§ **DOCUMENT EXCERPT**
Introduction
The following notes are drawn from Subject Matter Expert responses to participant questions.
Revoking consent and stopping of data disclosure
If consent is revoked, the access token is not guaranteed to be revoked. The expectation is that an active access token must not be honoured because the consent has been withdrawn.
If the ADR revokes an access token, then attempts to use the invalidated access token to make a data request, it must fail.
If, however, the ADR obtains a fresh access token by using their refresh token, that is a perfectly valid data request and should succeed.
Notifying ADRs of withdrawn authorisation
When revocation occurs on a DH dashboard, the DH communicates consent withdrawal to an ADR by calling the CDR Arrangement Revocation End Point hosted by the ADR. This is documented in the standards in CDS Security Profile, Security Endpoints.
Data Recipient hosted arrangement revocation endpoint
In the Standards, the aud (audience) claim the data holder populates is specified to be the "base URI" of the endpoint being accessed. Depending on the endpoint being called, the base URI may be different.

§ **TASKS TO PERFORM**
[1] Reproduce the consent revocation notes from "If the ADR revokes" to "Profile, Security Endpoints.".
[2] Using the consent revocation notes, answer these questions:
(a) When revocation occurs on a DH dashboard, which endpoint does the DH call to tell an ADR that consent was withdrawn?
(b) What do the Standards specify the aud (audience) claim to be?
(c) If the ADR gets a fresh access token by using its refresh token, should the resulting data request succeed?

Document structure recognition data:
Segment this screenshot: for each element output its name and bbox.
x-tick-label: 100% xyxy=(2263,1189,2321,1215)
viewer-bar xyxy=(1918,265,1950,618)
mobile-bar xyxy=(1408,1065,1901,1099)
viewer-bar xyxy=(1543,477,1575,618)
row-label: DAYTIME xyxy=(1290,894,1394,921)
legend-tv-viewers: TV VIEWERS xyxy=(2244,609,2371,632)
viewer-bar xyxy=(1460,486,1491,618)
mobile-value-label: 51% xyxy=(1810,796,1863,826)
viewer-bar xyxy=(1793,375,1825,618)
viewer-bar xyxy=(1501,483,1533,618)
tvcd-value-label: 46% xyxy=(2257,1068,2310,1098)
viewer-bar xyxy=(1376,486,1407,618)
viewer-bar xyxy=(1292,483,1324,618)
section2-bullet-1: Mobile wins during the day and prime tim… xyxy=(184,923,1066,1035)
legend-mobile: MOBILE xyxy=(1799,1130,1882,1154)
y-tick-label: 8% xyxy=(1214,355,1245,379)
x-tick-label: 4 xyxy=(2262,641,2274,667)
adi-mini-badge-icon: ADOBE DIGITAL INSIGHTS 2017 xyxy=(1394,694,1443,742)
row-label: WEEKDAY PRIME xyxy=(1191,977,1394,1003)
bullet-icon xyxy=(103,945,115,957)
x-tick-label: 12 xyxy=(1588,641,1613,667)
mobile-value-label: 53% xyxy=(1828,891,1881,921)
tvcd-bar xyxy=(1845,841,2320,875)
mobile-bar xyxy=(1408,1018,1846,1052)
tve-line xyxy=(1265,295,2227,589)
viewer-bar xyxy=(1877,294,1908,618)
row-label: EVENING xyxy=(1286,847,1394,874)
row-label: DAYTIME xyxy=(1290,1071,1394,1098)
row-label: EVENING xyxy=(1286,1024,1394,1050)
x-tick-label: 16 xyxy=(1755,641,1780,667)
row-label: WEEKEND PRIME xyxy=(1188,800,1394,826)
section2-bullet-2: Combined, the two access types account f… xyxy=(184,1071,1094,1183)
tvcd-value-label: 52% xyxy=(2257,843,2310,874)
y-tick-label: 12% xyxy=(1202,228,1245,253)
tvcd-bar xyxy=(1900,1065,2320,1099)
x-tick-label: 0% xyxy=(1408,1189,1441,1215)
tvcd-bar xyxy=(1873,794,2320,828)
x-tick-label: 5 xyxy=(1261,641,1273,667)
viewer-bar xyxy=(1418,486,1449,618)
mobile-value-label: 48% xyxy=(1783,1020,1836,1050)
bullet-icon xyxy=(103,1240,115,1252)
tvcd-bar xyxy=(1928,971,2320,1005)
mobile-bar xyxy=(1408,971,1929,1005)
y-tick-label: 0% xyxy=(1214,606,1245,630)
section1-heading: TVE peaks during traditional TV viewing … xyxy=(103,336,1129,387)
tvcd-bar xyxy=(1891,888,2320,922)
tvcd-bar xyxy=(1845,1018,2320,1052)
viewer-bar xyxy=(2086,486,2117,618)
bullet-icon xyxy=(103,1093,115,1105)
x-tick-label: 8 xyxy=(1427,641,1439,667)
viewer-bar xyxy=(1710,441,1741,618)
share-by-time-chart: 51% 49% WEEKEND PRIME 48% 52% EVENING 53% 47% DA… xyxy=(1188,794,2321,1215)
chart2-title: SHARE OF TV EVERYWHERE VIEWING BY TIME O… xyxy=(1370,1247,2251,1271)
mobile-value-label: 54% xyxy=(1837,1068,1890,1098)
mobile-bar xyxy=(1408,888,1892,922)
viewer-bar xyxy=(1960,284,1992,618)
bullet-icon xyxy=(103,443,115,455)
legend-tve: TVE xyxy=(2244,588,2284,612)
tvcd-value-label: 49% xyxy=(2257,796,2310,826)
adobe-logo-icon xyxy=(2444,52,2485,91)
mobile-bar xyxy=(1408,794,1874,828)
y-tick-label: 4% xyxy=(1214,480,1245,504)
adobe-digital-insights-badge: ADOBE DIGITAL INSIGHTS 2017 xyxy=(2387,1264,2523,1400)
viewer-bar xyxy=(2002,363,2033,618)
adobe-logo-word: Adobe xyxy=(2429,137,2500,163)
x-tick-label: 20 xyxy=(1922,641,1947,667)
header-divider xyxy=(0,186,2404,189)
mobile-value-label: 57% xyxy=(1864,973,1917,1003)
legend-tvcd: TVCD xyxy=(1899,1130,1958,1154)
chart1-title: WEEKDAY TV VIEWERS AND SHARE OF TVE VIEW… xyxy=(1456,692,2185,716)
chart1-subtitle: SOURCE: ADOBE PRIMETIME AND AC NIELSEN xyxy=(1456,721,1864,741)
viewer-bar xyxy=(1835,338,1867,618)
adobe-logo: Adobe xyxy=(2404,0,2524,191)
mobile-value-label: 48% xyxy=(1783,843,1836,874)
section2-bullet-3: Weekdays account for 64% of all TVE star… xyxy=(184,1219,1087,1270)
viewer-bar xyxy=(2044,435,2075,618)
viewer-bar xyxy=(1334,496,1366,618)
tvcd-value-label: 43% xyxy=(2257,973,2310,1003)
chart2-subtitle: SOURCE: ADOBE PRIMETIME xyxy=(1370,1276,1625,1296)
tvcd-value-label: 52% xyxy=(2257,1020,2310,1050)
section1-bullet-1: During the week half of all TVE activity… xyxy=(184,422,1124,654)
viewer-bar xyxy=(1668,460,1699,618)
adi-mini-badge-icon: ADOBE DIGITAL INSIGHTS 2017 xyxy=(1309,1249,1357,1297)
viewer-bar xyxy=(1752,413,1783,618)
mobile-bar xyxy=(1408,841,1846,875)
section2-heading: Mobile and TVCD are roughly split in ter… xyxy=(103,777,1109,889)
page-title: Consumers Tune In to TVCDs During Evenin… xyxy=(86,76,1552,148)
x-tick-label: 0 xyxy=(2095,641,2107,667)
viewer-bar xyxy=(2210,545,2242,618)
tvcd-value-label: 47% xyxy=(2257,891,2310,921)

§ **ANSWER SECTION**
[1]
If the ADR revokes an access token, then attempts to use the invalidated access token to make a data request, it must fail.
If, however, the ADR obtains a fresh access token by using their refresh token, that is a perfectly valid data request and should succeed.
Notifying ADRs of withdrawn authorisation
When revocation occurs on a DH dashboard, the DH communicates consent withdrawal to an ADR by calling the CDR Arrangement Revocation End Point hosted by the ADR. This is documented in the standards in CDS Security Profile, Security Endpoints.

[2]
(a) The CDR Arrangement Revocation End Point hosted by the ADR.
(b) The "base URI" of the endpoint being accessed.
(c) Yes. It is a perfectly valid data request and should succeed.